------ Provided entries

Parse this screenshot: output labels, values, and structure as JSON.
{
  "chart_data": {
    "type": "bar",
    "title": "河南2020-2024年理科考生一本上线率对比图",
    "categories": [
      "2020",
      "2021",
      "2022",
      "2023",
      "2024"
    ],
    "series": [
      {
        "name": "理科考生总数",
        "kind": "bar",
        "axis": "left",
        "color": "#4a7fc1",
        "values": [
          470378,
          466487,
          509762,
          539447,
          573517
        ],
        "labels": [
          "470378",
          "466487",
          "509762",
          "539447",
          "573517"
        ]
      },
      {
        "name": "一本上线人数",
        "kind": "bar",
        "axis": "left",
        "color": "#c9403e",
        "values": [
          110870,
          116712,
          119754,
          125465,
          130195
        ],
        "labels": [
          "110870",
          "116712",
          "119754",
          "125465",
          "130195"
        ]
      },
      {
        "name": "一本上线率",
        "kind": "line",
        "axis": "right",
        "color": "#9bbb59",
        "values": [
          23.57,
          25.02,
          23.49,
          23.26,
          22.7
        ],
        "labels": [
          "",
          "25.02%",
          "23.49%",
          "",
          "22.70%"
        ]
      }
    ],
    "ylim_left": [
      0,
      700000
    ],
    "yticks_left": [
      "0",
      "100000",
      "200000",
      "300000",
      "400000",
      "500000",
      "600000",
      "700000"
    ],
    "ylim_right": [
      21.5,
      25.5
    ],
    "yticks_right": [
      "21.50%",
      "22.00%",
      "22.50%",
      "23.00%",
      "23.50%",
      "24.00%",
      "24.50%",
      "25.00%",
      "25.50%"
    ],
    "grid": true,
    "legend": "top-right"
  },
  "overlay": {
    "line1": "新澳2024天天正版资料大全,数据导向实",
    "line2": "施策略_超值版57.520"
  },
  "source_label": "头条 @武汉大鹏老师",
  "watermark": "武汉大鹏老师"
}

------------
------ Provided entries

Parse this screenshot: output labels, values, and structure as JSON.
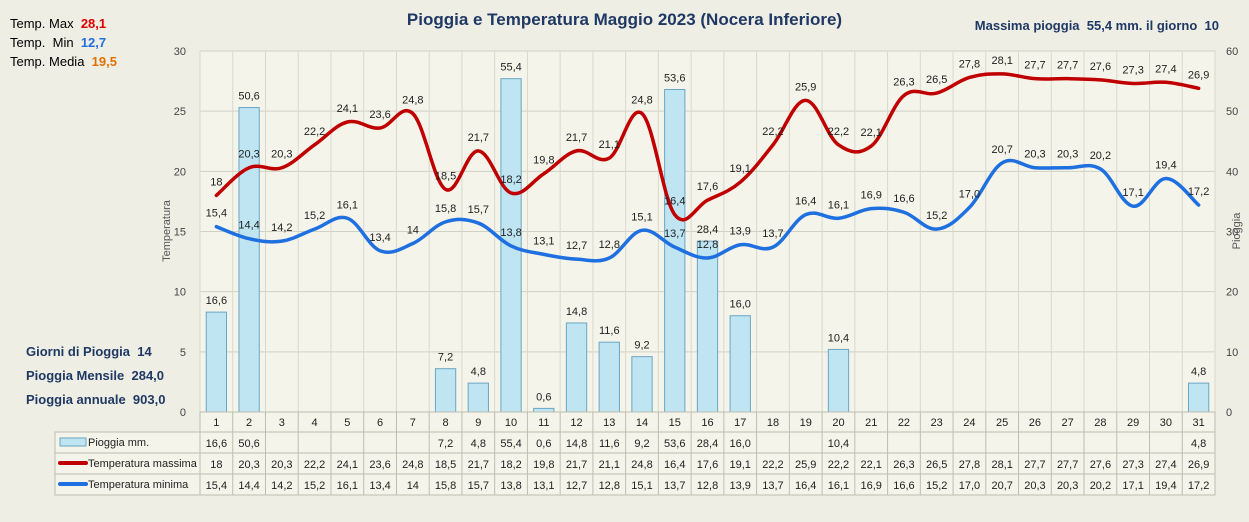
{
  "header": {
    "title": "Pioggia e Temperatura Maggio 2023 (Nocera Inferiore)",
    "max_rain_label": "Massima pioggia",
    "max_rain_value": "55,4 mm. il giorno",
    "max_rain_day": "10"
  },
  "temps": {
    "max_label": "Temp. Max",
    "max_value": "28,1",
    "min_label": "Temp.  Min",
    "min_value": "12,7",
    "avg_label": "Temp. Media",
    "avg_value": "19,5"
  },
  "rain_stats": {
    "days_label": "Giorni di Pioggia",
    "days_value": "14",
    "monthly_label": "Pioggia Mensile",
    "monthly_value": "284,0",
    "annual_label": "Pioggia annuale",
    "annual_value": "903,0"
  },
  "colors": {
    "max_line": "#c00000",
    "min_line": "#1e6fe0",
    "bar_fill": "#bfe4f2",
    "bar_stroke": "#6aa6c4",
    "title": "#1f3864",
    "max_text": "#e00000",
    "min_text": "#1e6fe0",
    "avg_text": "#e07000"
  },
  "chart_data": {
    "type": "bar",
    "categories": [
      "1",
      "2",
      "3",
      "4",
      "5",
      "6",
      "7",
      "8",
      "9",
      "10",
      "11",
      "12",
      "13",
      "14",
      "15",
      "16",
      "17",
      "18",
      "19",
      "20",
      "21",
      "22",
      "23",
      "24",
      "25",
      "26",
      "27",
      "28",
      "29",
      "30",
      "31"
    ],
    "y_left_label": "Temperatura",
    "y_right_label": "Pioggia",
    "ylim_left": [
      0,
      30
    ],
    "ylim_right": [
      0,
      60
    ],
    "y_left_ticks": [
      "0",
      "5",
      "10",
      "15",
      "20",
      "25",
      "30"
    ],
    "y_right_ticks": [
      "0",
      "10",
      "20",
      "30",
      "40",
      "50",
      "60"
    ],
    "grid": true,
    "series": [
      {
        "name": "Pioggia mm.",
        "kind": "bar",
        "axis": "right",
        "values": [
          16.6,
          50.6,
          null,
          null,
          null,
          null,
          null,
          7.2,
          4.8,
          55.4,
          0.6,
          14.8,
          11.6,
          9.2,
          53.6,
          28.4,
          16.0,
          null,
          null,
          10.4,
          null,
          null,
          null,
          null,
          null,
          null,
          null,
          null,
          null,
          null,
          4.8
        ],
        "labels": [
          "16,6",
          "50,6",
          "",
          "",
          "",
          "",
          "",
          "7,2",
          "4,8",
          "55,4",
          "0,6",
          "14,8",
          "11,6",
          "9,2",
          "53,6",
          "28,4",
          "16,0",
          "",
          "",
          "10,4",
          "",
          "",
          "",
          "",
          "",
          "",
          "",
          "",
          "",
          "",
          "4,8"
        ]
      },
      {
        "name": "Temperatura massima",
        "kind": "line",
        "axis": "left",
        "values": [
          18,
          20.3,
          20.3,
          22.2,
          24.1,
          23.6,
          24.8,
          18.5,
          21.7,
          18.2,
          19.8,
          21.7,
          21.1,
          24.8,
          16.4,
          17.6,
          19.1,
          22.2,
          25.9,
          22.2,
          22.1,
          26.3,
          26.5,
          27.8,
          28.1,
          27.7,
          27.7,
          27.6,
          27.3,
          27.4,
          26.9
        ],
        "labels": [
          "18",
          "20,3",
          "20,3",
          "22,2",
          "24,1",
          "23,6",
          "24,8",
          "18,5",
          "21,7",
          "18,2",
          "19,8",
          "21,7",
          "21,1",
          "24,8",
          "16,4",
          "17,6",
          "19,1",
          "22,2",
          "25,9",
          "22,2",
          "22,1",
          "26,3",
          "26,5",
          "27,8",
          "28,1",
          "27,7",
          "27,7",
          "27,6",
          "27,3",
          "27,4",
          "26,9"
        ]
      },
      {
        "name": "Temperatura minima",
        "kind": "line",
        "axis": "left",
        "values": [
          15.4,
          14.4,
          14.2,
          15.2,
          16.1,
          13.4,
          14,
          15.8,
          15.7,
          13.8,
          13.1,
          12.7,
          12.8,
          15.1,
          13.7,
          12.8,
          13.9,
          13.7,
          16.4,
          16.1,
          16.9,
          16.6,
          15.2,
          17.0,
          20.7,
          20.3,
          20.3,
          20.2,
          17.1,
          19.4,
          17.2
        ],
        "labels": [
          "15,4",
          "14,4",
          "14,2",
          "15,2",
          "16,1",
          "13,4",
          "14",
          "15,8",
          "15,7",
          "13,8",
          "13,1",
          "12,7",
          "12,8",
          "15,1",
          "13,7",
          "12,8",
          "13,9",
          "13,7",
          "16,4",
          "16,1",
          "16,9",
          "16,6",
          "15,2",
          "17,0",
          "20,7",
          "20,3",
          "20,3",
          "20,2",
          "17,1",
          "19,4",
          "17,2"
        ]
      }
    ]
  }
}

------------
------ Provided entries

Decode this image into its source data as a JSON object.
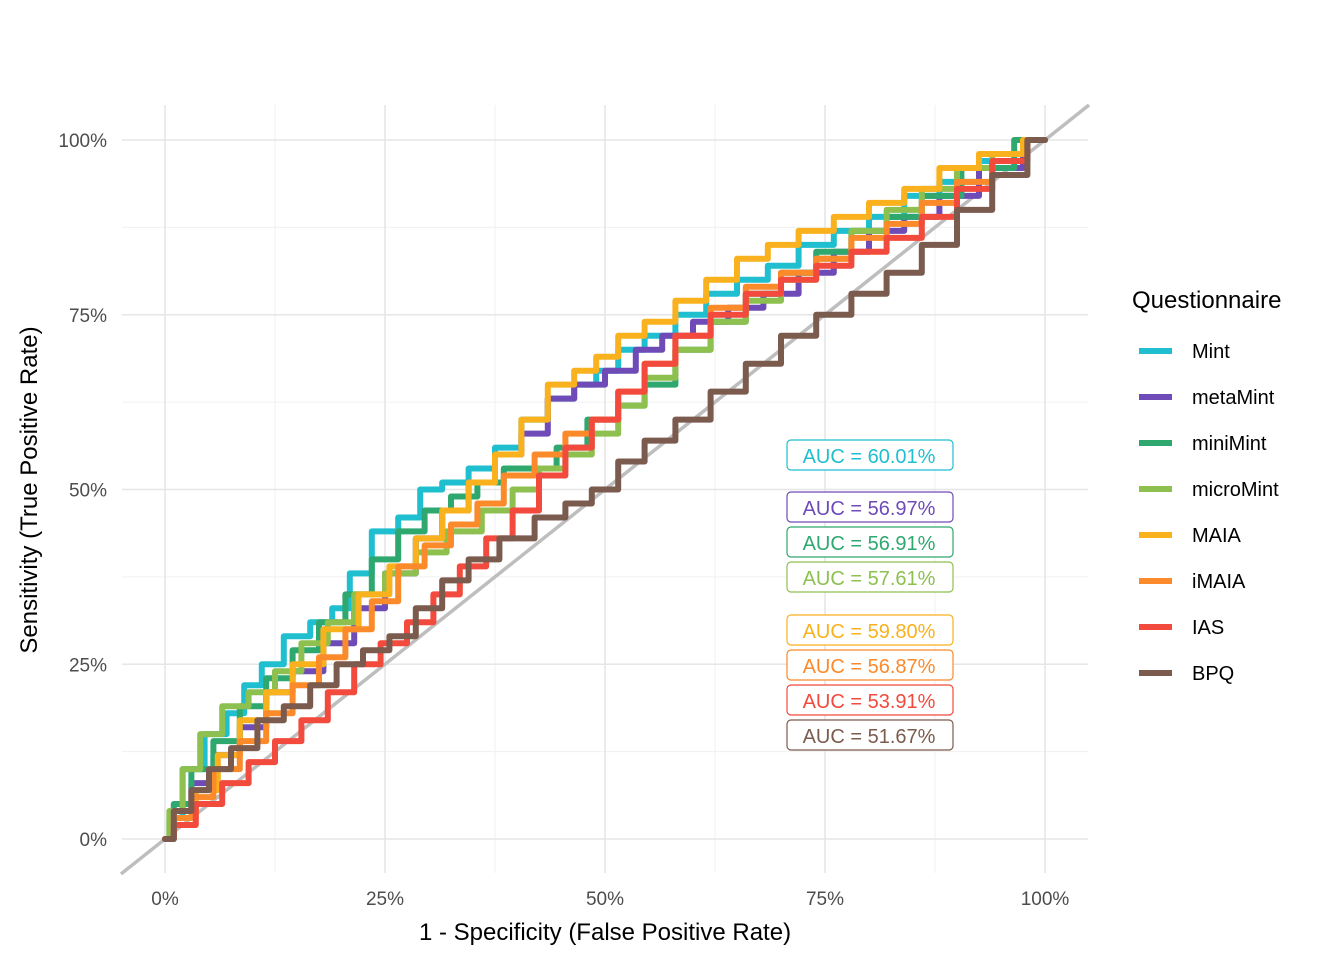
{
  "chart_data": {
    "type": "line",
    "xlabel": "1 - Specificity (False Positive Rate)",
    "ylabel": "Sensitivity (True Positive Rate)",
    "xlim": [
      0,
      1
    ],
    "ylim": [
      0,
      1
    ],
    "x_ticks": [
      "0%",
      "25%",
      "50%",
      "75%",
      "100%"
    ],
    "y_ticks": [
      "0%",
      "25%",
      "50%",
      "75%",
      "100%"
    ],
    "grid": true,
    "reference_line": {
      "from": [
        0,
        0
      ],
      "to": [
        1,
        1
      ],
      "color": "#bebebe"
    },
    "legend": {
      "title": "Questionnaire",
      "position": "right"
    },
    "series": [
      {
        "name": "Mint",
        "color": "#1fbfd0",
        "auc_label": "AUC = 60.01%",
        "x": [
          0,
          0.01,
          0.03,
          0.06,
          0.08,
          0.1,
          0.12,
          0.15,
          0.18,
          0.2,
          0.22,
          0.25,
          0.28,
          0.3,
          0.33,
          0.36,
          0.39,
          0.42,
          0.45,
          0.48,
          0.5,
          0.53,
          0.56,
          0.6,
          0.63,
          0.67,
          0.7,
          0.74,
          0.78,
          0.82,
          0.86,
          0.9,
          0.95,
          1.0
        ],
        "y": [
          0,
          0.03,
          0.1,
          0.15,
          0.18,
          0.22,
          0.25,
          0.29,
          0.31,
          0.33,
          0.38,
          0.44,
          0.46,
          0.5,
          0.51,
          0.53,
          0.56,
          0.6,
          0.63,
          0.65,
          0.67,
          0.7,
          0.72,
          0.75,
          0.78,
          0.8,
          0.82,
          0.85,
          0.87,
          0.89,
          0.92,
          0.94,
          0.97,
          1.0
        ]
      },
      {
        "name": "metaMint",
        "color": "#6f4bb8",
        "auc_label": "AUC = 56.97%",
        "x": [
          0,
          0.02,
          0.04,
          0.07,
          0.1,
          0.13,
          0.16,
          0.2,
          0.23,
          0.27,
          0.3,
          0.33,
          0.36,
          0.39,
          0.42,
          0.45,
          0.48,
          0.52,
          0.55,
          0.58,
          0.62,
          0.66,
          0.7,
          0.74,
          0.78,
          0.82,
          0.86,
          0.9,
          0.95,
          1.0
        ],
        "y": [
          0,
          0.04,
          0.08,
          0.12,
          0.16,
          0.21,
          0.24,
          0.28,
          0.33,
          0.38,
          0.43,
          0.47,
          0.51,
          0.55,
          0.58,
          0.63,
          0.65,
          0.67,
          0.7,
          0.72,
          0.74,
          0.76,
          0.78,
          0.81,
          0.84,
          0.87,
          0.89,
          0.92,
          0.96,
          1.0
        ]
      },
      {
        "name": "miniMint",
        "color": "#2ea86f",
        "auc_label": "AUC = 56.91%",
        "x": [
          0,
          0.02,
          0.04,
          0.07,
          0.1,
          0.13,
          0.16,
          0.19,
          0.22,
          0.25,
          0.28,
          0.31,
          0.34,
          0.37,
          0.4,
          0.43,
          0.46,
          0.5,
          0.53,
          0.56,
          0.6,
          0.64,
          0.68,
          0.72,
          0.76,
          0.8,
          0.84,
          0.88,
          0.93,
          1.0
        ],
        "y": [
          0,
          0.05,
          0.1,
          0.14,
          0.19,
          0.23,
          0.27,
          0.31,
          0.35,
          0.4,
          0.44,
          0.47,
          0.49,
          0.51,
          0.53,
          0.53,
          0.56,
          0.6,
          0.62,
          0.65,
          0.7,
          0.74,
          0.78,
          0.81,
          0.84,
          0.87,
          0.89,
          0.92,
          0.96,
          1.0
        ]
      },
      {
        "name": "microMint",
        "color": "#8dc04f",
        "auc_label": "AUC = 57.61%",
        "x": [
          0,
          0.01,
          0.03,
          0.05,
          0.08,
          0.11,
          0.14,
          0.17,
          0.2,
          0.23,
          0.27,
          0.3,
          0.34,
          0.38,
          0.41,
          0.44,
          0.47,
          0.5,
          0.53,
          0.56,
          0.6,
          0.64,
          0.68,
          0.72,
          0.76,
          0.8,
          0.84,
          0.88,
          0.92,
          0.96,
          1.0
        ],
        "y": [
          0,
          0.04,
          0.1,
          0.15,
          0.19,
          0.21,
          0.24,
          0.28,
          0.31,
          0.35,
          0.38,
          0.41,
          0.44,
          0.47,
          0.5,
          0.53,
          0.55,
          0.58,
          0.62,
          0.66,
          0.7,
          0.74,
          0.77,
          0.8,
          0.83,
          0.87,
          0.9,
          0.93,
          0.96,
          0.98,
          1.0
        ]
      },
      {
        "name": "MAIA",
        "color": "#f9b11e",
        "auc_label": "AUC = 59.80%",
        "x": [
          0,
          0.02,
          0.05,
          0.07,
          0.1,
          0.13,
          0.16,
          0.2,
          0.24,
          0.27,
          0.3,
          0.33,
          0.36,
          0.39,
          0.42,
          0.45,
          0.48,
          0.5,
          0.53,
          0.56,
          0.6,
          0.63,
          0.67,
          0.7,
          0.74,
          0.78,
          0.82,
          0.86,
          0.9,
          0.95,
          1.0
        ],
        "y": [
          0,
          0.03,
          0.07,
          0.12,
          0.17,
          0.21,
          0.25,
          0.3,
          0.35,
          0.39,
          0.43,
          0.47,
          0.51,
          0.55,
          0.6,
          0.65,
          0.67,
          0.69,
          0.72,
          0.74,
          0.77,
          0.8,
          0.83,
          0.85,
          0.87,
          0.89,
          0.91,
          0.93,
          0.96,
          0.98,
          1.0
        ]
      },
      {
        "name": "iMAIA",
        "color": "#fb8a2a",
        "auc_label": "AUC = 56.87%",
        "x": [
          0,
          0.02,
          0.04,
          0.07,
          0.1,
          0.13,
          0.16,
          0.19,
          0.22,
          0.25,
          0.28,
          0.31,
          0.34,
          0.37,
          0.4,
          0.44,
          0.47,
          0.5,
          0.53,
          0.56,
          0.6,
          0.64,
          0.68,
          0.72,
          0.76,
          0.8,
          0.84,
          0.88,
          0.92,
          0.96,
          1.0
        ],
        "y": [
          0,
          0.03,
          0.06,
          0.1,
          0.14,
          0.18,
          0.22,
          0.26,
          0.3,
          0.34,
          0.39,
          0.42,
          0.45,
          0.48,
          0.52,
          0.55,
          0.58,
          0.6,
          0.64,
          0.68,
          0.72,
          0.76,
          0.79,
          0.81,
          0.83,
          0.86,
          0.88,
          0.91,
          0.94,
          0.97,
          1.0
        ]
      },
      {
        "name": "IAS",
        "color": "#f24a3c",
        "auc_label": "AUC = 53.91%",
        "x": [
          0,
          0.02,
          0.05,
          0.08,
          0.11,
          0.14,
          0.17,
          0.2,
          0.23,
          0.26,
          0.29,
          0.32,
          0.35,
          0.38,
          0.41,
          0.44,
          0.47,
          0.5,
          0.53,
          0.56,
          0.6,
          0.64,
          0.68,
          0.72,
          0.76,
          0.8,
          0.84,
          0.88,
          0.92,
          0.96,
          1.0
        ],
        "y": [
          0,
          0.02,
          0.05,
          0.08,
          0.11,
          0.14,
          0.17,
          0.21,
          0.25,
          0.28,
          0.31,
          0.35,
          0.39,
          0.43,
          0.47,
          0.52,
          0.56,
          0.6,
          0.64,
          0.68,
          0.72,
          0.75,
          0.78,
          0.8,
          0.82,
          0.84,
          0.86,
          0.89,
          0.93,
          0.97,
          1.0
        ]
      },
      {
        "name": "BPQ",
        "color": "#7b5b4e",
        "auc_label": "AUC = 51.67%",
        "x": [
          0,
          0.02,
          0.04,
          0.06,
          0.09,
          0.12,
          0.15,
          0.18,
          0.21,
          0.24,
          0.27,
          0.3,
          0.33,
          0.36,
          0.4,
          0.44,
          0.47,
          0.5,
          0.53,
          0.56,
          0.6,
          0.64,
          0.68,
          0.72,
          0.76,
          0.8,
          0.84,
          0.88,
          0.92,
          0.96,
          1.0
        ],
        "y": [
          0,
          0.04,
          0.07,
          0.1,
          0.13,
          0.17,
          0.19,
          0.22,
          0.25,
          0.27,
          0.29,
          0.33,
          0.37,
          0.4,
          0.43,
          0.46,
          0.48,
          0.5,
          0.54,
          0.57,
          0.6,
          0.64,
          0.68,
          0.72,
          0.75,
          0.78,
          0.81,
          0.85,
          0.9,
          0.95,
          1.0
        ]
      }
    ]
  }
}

------------

**Task details**
Go through the listing above and report how many of its lines contain the word "title", with only the number as output.

**Finished task**
4